Data excerpts:
§
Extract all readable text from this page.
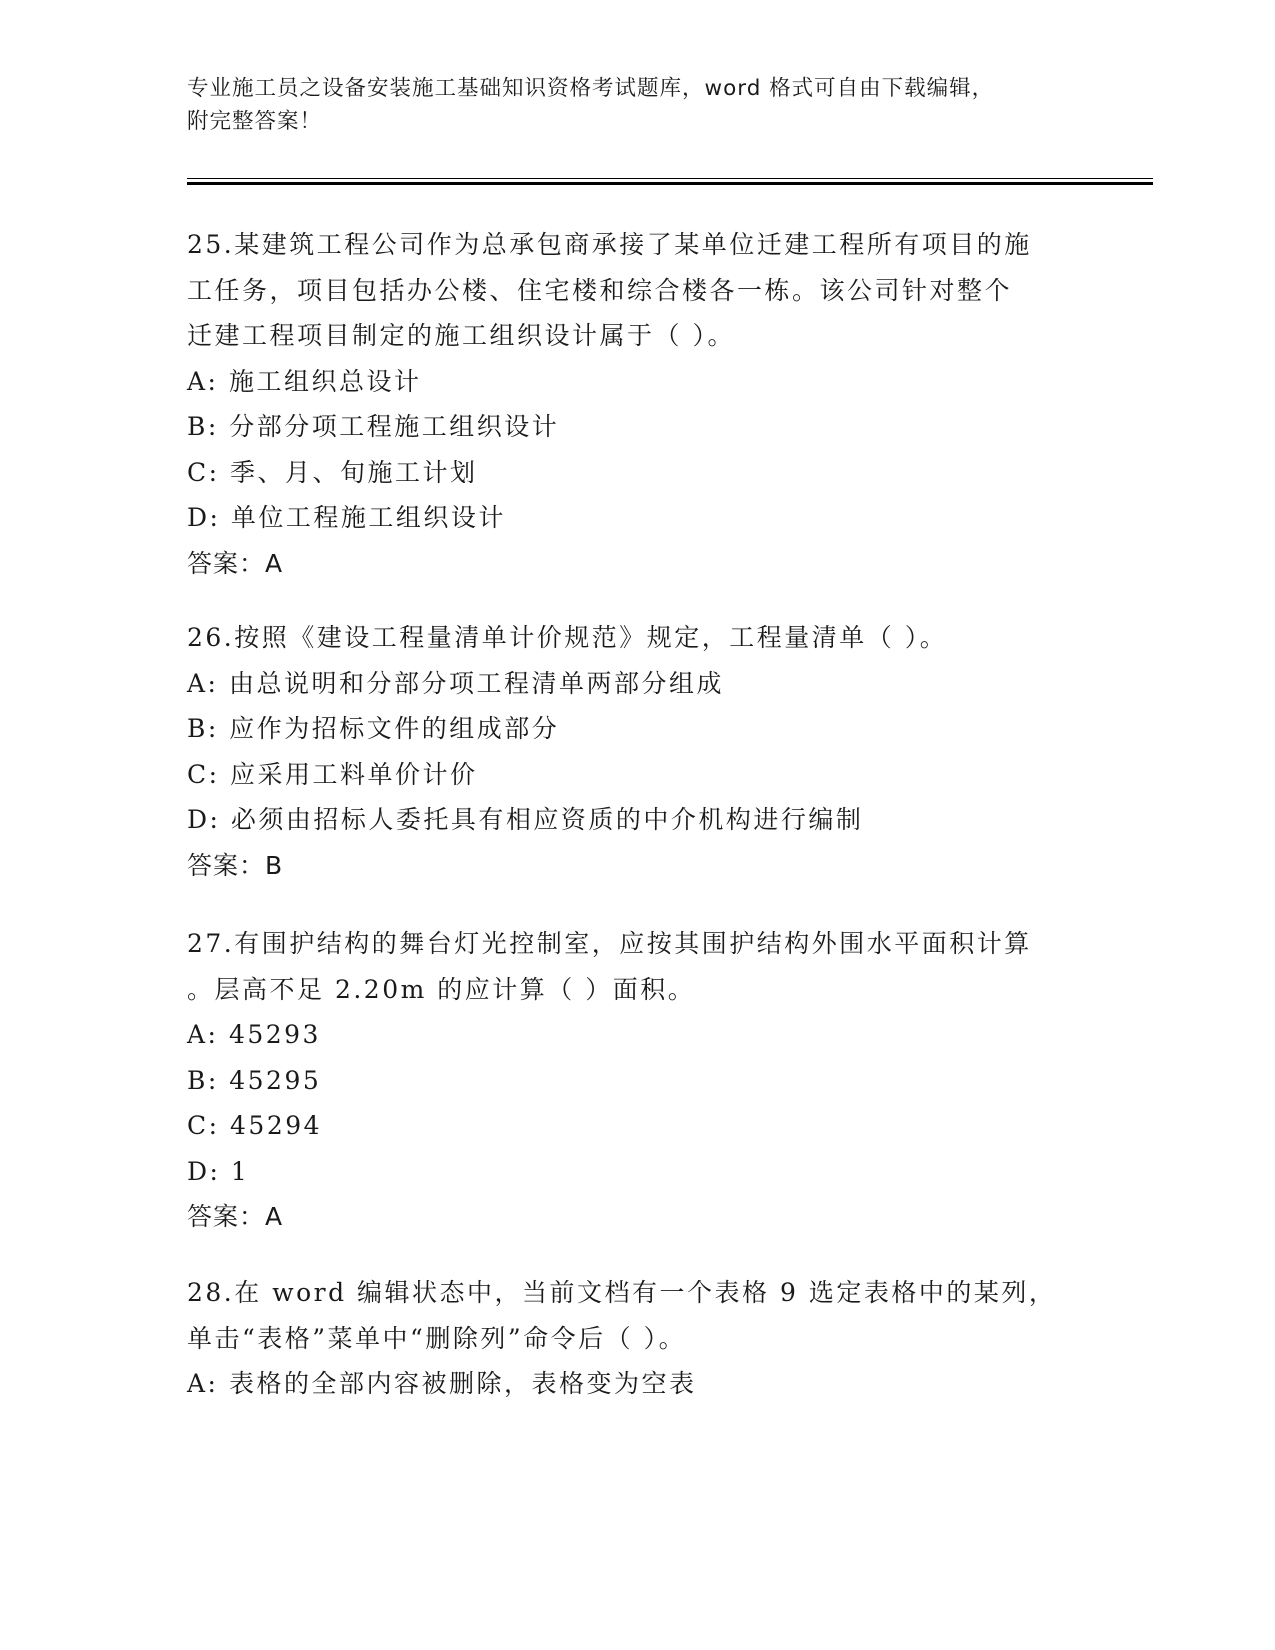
专业施工员之设备安装施工基础知识资格考试题库，word 格式可自由下载编辑，
附完整答案！
25.某建筑工程公司作为总承包商承接了某单位迁建工程所有项目的施
工任务，项目包括办公楼、住宅楼和综合楼各一栋。该公司针对整个
迁建工程项目制定的施工组织设计属于（ ）。
A: 施工组织总设计
B: 分部分项工程施工组织设计
C: 季、月、旬施工计划
D: 单位工程施工组织设计
答案：A
26.按照《建设工程量清单计价规范》规定，工程量清单（ ）。
A: 由总说明和分部分项工程清单两部分组成
B: 应作为招标文件的组成部分
C: 应采用工料单价计价
D: 必须由招标人委托具有相应资质的中介机构进行编制
答案：B
27.有围护结构的舞台灯光控制室，应按其围护结构外围水平面积计算
。层高不足 2.20m 的应计算（ ）面积。
A: 45293
B: 45295
C: 45294
D: 1
答案：A
28.在 word 编辑状态中，当前文档有一个表格 9 选定表格中的某列，
单击“表格”菜单中“删除列”命令后（ ）。
A: 表格的全部内容被删除，表格变为空表
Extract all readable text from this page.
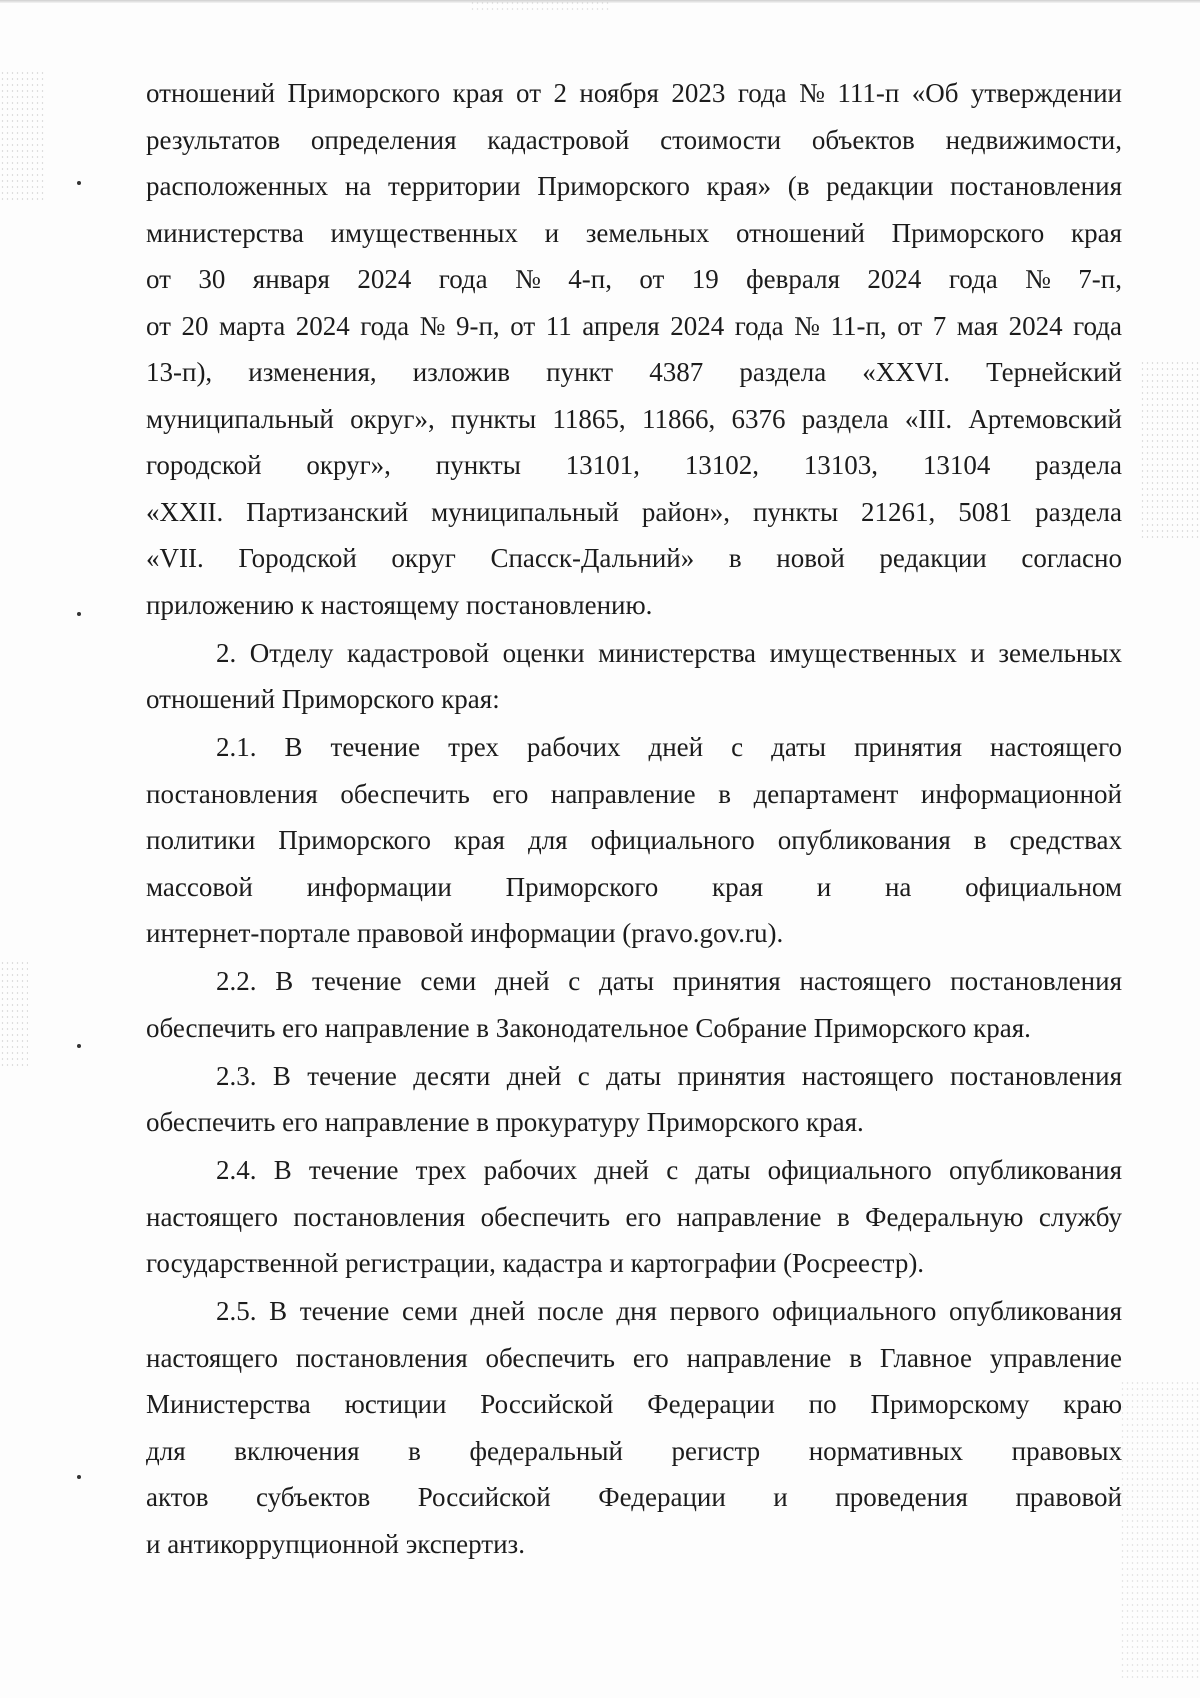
отношений Приморского края от 2 ноября 2023 года № 111-п «Об утверждении
результатов определения кадастровой стоимости объектов недвижимости,
расположенных на территории Приморского края» (в редакции постановления
министерства имущественных и земельных отношений Приморского края
от 30 января 2024 года № 4-п, от 19 февраля 2024 года № 7-п,
от 20 марта 2024 года № 9-п, от 11 апреля 2024 года № 11-п, от 7 мая 2024 года
13-п), изменения, изложив пункт 4387 раздела «XXVI. Тернейский
муниципальный округ», пункты 11865, 11866, 6376 раздела «III. Артемовский
городской округ», пункты 13101, 13102, 13103, 13104 раздела
«XXII. Партизанский муниципальный район», пункты 21261, 5081 раздела
«VII. Городской округ Спасск-Дальний» в новой редакции согласно
приложению к настоящему постановлению.
2. Отделу кадастровой оценки министерства имущественных и земельных
отношений Приморского края:
2.1. В течение трех рабочих дней с даты принятия настоящего
постановления обеспечить его направление в департамент информационной
политики Приморского края для официального опубликования в средствах
массовой информации Приморского края и на официальном
интернет-портале правовой информации (pravo.gov.ru).
2.2. В течение семи дней с даты принятия настоящего постановления
обеспечить его направление в Законодательное Собрание Приморского края.
2.3. В течение десяти дней с даты принятия настоящего постановления
обеспечить его направление в прокуратуру Приморского края.
2.4. В течение трех рабочих дней с даты официального опубликования
настоящего постановления обеспечить его направление в Федеральную службу
государственной регистрации, кадастра и картографии (Росреестр).
2.5. В течение семи дней после дня первого официального опубликования
настоящего постановления обеспечить его направление в Главное управление
Министерства юстиции Российской Федерации по Приморскому краю
для включения в федеральный регистр нормативных правовых
актов субъектов Российской Федерации и проведения правовой
и антикоррупционной экспертиз.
§
• Short problem: Report how many lines of the entries hold the string "постановления". Provide the number alone.

• Solution to the exercise: 6